### [Data records]
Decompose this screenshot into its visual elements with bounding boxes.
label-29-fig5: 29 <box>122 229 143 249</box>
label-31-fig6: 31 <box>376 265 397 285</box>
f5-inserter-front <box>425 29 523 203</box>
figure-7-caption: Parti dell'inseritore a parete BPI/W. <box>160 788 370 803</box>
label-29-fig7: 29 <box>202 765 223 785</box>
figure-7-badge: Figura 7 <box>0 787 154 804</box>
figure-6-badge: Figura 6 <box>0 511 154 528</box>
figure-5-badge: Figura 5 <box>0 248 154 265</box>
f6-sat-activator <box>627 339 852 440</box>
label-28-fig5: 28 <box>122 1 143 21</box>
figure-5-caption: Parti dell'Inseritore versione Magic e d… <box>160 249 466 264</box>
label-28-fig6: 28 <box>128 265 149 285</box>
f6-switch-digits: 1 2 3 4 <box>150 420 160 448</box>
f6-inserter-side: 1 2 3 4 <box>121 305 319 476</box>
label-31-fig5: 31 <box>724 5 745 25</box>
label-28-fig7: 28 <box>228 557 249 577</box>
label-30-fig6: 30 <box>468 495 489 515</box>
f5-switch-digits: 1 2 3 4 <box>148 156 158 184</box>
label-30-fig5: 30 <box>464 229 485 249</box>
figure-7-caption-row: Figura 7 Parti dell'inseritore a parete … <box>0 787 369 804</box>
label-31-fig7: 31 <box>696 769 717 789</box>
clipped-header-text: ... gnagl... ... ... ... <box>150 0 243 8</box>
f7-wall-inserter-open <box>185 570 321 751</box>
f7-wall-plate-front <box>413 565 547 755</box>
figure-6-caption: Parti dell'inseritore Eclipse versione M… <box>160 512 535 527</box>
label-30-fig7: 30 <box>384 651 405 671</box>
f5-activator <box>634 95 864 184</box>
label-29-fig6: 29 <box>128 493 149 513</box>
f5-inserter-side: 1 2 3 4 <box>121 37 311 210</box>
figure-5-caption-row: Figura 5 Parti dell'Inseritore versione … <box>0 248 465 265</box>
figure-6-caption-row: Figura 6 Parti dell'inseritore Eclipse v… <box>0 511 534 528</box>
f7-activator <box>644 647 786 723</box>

### [The exercise]
Print every line of the material above verbatim, without changing anything.

### [Correct output]
Decompose this screenshot into its visual elements with bounding boxes.
label-29-fig5: 29 <box>122 229 143 249</box>
label-31-fig6: 31 <box>376 265 397 285</box>
f5-inserter-front <box>425 29 523 203</box>
figure-7-caption: Parti dell'inseritore a parete BPI/W. <box>160 788 370 803</box>
label-29-fig7: 29 <box>202 765 223 785</box>
figure-7-badge: Figura 7 <box>0 787 154 804</box>
figure-6-badge: Figura 6 <box>0 511 154 528</box>
figure-5-badge: Figura 5 <box>0 248 154 265</box>
f6-sat-activator <box>627 339 852 440</box>
label-28-fig5: 28 <box>122 1 143 21</box>
figure-5-caption: Parti dell'Inseritore versione Magic e d… <box>160 249 466 264</box>
label-28-fig6: 28 <box>128 265 149 285</box>
f6-switch-digits: 1 2 3 4 <box>150 420 160 448</box>
f6-inserter-side: 1 2 3 4 <box>121 305 319 476</box>
label-31-fig5: 31 <box>724 5 745 25</box>
label-28-fig7: 28 <box>228 557 249 577</box>
label-30-fig6: 30 <box>468 495 489 515</box>
f5-switch-digits: 1 2 3 4 <box>148 156 158 184</box>
label-30-fig5: 30 <box>464 229 485 249</box>
figure-7-caption-row: Figura 7 Parti dell'inseritore a parete … <box>0 787 369 804</box>
label-31-fig7: 31 <box>696 769 717 789</box>
clipped-header-text: ... gnagl... ... ... ... <box>150 0 243 8</box>
f7-wall-inserter-open <box>185 570 321 751</box>
f7-wall-plate-front <box>413 565 547 755</box>
figure-6-caption: Parti dell'inseritore Eclipse versione M… <box>160 512 535 527</box>
label-30-fig7: 30 <box>384 651 405 671</box>
f5-activator <box>634 95 864 184</box>
label-29-fig6: 29 <box>128 493 149 513</box>
f5-inserter-side: 1 2 3 4 <box>121 37 311 210</box>
figure-5-caption-row: Figura 5 Parti dell'Inseritore versione … <box>0 248 465 265</box>
figure-6-caption-row: Figura 6 Parti dell'inseritore Eclipse v… <box>0 511 534 528</box>
f7-activator <box>644 647 786 723</box>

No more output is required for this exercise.